(Items from a dataset)
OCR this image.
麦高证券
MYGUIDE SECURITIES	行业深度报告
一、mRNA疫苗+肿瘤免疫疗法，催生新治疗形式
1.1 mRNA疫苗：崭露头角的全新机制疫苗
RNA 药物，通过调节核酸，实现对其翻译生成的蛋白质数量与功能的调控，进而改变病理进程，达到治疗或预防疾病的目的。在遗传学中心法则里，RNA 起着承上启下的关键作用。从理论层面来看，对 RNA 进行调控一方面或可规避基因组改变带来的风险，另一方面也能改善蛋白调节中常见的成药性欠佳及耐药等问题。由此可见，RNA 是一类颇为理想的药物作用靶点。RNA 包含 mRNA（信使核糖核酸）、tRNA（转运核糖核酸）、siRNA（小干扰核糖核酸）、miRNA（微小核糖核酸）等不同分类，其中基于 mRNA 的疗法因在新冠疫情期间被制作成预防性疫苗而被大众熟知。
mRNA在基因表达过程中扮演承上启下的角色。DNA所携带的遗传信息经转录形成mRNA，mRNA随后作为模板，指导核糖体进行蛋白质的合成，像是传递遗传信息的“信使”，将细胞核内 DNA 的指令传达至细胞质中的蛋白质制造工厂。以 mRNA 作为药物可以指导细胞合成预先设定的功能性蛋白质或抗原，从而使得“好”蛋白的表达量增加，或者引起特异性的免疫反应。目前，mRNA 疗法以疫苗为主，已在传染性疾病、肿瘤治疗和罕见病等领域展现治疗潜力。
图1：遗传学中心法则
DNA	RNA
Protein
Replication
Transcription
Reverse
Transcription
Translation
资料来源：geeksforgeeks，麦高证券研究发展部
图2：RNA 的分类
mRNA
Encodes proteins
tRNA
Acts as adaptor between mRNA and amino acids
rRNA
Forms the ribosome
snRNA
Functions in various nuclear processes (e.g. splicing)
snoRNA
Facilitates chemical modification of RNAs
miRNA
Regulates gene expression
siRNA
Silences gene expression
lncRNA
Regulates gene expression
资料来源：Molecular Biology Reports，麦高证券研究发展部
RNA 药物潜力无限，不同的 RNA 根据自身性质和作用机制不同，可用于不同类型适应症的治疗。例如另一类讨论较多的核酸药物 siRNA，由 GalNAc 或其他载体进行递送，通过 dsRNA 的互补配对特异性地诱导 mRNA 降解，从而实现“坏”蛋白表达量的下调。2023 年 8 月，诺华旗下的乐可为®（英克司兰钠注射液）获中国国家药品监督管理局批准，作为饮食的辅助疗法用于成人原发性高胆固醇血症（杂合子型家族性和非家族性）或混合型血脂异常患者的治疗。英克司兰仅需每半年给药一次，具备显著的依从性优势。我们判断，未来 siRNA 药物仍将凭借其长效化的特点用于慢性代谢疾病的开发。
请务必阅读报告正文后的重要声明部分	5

What is needed: Restate the data above word for word.

Result of this task:
OCR this image.
麦高证券
MYGUIDE SECURITIES	行业深度报告
一、mRNA疫苗+肿瘤免疫疗法，催生新治疗形式
1.1 mRNA疫苗：崭露头角的全新机制疫苗
RNA 药物，通过调节核酸，实现对其翻译生成的蛋白质数量与功能的调控，进而改变病理进程，达到治疗或预防疾病的目的。在遗传学中心法则里，RNA 起着承上启下的关键作用。从理论层面来看，对 RNA 进行调控一方面或可规避基因组改变带来的风险，另一方面也能改善蛋白调节中常见的成药性欠佳及耐药等问题。由此可见，RNA 是一类颇为理想的药物作用靶点。RNA 包含 mRNA（信使核糖核酸）、tRNA（转运核糖核酸）、siRNA（小干扰核糖核酸）、miRNA（微小核糖核酸）等不同分类，其中基于 mRNA 的疗法因在新冠疫情期间被制作成预防性疫苗而被大众熟知。
mRNA在基因表达过程中扮演承上启下的角色。DNA所携带的遗传信息经转录形成mRNA，mRNA随后作为模板，指导核糖体进行蛋白质的合成，像是传递遗传信息的“信使”，将细胞核内 DNA 的指令传达至细胞质中的蛋白质制造工厂。以 mRNA 作为药物可以指导细胞合成预先设定的功能性蛋白质或抗原，从而使得“好”蛋白的表达量增加，或者引起特异性的免疫反应。目前，mRNA 疗法以疫苗为主，已在传染性疾病、肿瘤治疗和罕见病等领域展现治疗潜力。
图1：遗传学中心法则
DNA	RNA
Protein
Replication
Transcription
Reverse
Transcription
Translation
资料来源：geeksforgeeks，麦高证券研究发展部
图2：RNA 的分类
mRNA
Encodes proteins
tRNA
Acts as adaptor between mRNA and amino acids
rRNA
Forms the ribosome
snRNA
Functions in various nuclear processes (e.g. splicing)
snoRNA
Facilitates chemical modification of RNAs
miRNA
Regulates gene expression
siRNA
Silences gene expression
lncRNA
Regulates gene expression
资料来源：Molecular Biology Reports，麦高证券研究发展部
RNA 药物潜力无限，不同的 RNA 根据自身性质和作用机制不同，可用于不同类型适应症的治疗。例如另一类讨论较多的核酸药物 siRNA，由 GalNAc 或其他载体进行递送，通过 dsRNA 的互补配对特异性地诱导 mRNA 降解，从而实现“坏”蛋白表达量的下调。2023 年 8 月，诺华旗下的乐可为®（英克司兰钠注射液）获中国国家药品监督管理局批准，作为饮食的辅助疗法用于成人原发性高胆固醇血症（杂合子型家族性和非家族性）或混合型血脂异常患者的治疗。英克司兰仅需每半年给药一次，具备显著的依从性优势。我们判断，未来 siRNA 药物仍将凭借其长效化的特点用于慢性代谢疾病的开发。
请务必阅读报告正文后的重要声明部分	5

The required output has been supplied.